> **PASSAGE**:
Content starts

Methods:  We prospectively followed up 3,302 patients with AF taking warfarin for primary prevention. Stroke risk was assessed using the CHADS2 (congestive heart failure, hypertension, age ≥ 75 years, diabetes, previous stroke or transient ischemic attack), Atrial Fibrillation Investigators, American College of Chest Physicians Conference on Antithrombotic and Thrombolytic Therapy, American College of Cardiology/American Heart Association/European Society of Cardiology, and National Institute for Health and Clinical Excellence schemas, and for bleeding risk, the outpatient bleeding risk index was calculated. Bleeding and thrombotic events occurring during follow-up were recorded.

Results:  Patients classified into various stroke risk categories differed widely for different schemes, especially for the moderate- and high-risk categories. The rates of bleeding and thrombotic events during follow-up were 1.24 and 0.76 per 100 patient-years, respectively. All stroke stratification schemes correlated closely to bleeding risk. Stroke rate increased progressively from low- to moderate- to high-risk patients.

Conclusions:  Stroke risk stratification models differed widely when categorizing subjects into the moderate- and high-stroke-risk categories. Bleeding and stroke risk were closely correlated and both were low among low-risk patients and were similarly high among moderate/high-risk groups.

Content ends

> **ASSIGNED TASK**:
List every schema that the abstract says was used to assess stroke risk.

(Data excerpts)
Content starts

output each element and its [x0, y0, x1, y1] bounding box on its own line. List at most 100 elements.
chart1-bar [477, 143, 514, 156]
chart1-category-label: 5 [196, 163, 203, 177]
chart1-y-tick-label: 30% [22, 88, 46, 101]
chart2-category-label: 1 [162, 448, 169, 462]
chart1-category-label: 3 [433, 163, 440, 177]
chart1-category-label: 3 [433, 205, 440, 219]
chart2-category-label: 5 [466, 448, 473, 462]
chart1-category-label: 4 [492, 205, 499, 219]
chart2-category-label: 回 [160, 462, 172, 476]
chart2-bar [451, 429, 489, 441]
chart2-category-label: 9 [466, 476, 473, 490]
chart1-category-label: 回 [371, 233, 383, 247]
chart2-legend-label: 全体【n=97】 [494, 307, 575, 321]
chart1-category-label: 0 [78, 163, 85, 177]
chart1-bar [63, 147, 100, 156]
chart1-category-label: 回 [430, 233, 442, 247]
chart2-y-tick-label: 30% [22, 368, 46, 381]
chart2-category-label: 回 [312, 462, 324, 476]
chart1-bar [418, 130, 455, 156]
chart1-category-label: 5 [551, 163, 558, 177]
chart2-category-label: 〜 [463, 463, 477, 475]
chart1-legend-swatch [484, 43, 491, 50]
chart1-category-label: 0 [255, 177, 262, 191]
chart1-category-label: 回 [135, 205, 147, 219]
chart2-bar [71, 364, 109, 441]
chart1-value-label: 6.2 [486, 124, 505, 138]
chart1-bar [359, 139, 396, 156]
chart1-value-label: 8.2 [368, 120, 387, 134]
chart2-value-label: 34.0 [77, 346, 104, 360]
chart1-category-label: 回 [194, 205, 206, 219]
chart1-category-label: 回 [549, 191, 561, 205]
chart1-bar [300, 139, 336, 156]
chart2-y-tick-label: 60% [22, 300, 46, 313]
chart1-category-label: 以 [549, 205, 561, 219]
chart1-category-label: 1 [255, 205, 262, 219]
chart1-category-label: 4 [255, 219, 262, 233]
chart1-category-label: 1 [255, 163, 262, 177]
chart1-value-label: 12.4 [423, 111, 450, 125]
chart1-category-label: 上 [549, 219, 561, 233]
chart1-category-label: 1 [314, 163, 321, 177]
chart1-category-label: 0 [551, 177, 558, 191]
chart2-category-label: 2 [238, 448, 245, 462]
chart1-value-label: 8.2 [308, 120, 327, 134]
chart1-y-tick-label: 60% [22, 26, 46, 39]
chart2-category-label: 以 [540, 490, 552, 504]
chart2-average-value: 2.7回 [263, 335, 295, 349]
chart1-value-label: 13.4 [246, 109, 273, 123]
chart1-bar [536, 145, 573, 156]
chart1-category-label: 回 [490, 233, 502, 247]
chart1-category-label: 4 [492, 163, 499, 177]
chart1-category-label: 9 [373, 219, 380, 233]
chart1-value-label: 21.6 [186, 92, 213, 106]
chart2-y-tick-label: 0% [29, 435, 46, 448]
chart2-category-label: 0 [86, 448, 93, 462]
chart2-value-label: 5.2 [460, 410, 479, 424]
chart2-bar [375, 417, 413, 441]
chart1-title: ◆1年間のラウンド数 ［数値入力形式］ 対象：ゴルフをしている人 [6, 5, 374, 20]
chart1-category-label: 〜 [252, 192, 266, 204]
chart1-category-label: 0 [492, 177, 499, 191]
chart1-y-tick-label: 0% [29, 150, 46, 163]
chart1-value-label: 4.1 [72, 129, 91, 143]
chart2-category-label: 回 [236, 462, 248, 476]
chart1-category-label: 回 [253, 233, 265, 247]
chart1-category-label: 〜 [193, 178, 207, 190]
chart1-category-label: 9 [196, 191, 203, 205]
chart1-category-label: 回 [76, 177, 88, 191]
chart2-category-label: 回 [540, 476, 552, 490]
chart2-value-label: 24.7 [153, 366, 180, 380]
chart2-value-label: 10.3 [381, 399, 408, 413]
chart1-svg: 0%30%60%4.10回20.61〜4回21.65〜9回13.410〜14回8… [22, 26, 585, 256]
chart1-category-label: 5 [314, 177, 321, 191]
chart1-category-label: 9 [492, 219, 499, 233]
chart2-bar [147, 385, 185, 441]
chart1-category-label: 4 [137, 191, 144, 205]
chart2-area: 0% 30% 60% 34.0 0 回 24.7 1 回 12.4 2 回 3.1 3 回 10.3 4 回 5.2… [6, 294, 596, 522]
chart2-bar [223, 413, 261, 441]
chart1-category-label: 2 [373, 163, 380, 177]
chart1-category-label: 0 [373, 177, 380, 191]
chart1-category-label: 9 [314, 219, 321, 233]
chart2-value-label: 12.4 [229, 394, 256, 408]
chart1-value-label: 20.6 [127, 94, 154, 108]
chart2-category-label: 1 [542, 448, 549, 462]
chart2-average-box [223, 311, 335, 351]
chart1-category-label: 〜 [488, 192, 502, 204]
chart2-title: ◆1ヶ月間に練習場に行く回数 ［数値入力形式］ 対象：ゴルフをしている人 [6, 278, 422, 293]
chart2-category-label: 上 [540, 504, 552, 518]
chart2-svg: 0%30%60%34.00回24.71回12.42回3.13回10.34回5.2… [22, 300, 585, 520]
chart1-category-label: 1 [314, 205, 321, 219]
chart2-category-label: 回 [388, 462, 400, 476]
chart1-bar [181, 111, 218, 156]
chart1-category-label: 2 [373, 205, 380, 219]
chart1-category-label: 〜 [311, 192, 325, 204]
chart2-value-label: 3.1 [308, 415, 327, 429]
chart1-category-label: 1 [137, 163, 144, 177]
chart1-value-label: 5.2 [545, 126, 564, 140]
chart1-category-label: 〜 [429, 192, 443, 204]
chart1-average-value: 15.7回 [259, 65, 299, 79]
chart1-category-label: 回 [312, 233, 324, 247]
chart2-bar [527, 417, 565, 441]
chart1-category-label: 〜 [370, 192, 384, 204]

Content ends

> **YOUR SOLUTION**:
- CHADS2 (congestive heart failure, hypertension, age ≥ 75 years, diabetes, previous stroke or transient ischemic attack)
- Atrial Fibrillation Investigators
- American College of Chest Physicians Conference on Antithrombotic and Thrombolytic Therapy
- American College of Cardiology/American Heart Association/European Society of Cardiology
- National Institute for Health and Clinical Excellence